▶ [What you will do]
Your task is to output the data exactly as it stands.

▶ [Records for processing]
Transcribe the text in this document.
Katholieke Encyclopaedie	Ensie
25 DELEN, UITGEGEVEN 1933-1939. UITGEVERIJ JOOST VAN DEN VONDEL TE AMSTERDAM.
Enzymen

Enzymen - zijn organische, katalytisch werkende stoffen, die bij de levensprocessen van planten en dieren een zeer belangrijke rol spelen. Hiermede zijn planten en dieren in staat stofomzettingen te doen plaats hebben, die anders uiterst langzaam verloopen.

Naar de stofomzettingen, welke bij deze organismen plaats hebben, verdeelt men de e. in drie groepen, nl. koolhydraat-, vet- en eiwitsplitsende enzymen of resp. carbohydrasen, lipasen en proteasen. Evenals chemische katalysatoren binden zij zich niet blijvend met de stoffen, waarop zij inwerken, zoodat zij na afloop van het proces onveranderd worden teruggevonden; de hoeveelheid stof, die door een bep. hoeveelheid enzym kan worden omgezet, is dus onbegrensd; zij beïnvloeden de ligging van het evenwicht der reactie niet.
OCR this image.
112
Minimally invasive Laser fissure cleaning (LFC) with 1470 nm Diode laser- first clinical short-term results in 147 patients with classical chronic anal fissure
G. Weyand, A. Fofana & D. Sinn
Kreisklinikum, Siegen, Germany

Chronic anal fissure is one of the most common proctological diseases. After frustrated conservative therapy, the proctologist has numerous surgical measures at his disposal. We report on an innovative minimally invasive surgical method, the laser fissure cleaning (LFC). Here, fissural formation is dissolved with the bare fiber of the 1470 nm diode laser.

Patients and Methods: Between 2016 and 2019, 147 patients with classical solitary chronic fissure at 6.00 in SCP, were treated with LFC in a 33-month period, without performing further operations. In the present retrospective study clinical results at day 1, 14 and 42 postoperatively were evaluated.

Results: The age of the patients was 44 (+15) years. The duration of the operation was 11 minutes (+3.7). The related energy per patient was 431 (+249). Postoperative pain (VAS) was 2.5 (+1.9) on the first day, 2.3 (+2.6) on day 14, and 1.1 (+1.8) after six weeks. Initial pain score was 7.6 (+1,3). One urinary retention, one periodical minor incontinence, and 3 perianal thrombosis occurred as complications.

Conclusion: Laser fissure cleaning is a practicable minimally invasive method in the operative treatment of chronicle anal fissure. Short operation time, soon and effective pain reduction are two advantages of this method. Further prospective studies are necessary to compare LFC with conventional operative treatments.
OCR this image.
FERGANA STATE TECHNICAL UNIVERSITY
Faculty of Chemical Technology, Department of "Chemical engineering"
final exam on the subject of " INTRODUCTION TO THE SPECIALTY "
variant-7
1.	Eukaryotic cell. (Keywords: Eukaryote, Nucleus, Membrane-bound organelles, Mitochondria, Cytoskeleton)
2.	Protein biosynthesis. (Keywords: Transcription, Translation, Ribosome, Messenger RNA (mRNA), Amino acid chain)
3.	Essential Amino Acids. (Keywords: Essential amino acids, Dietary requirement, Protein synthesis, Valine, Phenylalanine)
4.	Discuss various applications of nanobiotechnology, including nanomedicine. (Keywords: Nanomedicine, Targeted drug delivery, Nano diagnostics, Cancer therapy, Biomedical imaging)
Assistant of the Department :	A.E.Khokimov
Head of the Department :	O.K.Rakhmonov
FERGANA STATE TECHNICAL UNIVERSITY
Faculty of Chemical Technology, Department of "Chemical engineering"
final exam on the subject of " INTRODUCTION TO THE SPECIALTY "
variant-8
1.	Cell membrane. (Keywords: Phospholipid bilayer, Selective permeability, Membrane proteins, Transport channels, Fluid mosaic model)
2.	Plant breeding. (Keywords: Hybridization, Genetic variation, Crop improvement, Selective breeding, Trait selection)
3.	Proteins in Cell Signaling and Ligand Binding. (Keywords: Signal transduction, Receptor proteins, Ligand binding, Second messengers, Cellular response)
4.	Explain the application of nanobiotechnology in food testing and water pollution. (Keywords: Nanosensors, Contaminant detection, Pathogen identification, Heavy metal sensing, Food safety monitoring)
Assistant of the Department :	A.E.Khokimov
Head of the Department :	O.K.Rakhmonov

▶ [Result]
Transcribe the text in this document.
Katholieke Encyclopaedie	Ensie
25 DELEN, UITGEGEVEN 1933-1939. UITGEVERIJ JOOST VAN DEN VONDEL TE AMSTERDAM.
Enzymen

Enzymen - zijn organische, katalytisch werkende stoffen, die bij de levensprocessen van planten en dieren een zeer belangrijke rol spelen. Hiermede zijn planten en dieren in staat stofomzettingen te doen plaats hebben, die anders uiterst langzaam verloopen.

Naar de stofomzettingen, welke bij deze organismen plaats hebben, verdeelt men de e. in drie groepen, nl. koolhydraat-, vet- en eiwitsplitsende enzymen of resp. carbohydrasen, lipasen en proteasen. Evenals chemische katalysatoren binden zij zich niet blijvend met de stoffen, waarop zij inwerken, zoodat zij na afloop van het proces onveranderd worden teruggevonden; de hoeveelheid stof, die door een bep. hoeveelheid enzym kan worden omgezet, is dus onbegrensd; zij beïnvloeden de ligging van het evenwicht der reactie niet.
OCR this image.
112
Minimally invasive Laser fissure cleaning (LFC) with 1470 nm Diode laser- first clinical short-term results in 147 patients with classical chronic anal fissure
G. Weyand, A. Fofana & D. Sinn
Kreisklinikum, Siegen, Germany

Chronic anal fissure is one of the most common proctological diseases. After frustrated conservative therapy, the proctologist has numerous surgical measures at his disposal. We report on an innovative minimally invasive surgical method, the laser fissure cleaning (LFC). Here, fissural formation is dissolved with the bare fiber of the 1470 nm diode laser.

Patients and Methods: Between 2016 and 2019, 147 patients with classical solitary chronic fissure at 6.00 in SCP, were treated with LFC in a 33-month period, without performing further operations. In the present retrospective study clinical results at day 1, 14 and 42 postoperatively were evaluated.

Results: The age of the patients was 44 (+15) years. The duration of the operation was 11 minutes (+3.7). The related energy per patient was 431 (+249). Postoperative pain (VAS) was 2.5 (+1.9) on the first day, 2.3 (+2.6) on day 14, and 1.1 (+1.8) after six weeks. Initial pain score was 7.6 (+1,3). One urinary retention, one periodical minor incontinence, and 3 perianal thrombosis occurred as complications.

Conclusion: Laser fissure cleaning is a practicable minimally invasive method in the operative treatment of chronicle anal fissure. Short operation time, soon and effective pain reduction are two advantages of this method. Further prospective studies are necessary to compare LFC with conventional operative treatments.
OCR this image.
FERGANA STATE TECHNICAL UNIVERSITY
Faculty of Chemical Technology, Department of "Chemical engineering"
final exam on the subject of " INTRODUCTION TO THE SPECIALTY "
variant-7
1.	Eukaryotic cell. (Keywords: Eukaryote, Nucleus, Membrane-bound organelles, Mitochondria, Cytoskeleton)
2.	Protein biosynthesis. (Keywords: Transcription, Translation, Ribosome, Messenger RNA (mRNA), Amino acid chain)
3.	Essential Amino Acids. (Keywords: Essential amino acids, Dietary requirement, Protein synthesis, Valine, Phenylalanine)
4.	Discuss various applications of nanobiotechnology, including nanomedicine. (Keywords: Nanomedicine, Targeted drug delivery, Nano diagnostics, Cancer therapy, Biomedical imaging)
Assistant of the Department :	A.E.Khokimov
Head of the Department :	O.K.Rakhmonov
FERGANA STATE TECHNICAL UNIVERSITY
Faculty of Chemical Technology, Department of "Chemical engineering"
final exam on the subject of " INTRODUCTION TO THE SPECIALTY "
variant-8
1.	Cell membrane. (Keywords: Phospholipid bilayer, Selective permeability, Membrane proteins, Transport channels, Fluid mosaic model)
2.	Plant breeding. (Keywords: Hybridization, Genetic variation, Crop improvement, Selective breeding, Trait selection)
3.	Proteins in Cell Signaling and Ligand Binding. (Keywords: Signal transduction, Receptor proteins, Ligand binding, Second messengers, Cellular response)
4.	Explain the application of nanobiotechnology in food testing and water pollution. (Keywords: Nanosensors, Contaminant detection, Pathogen identification, Heavy metal sensing, Food safety monitoring)
Assistant of the Department :	A.E.Khokimov
Head of the Department :	O.K.Rakhmonov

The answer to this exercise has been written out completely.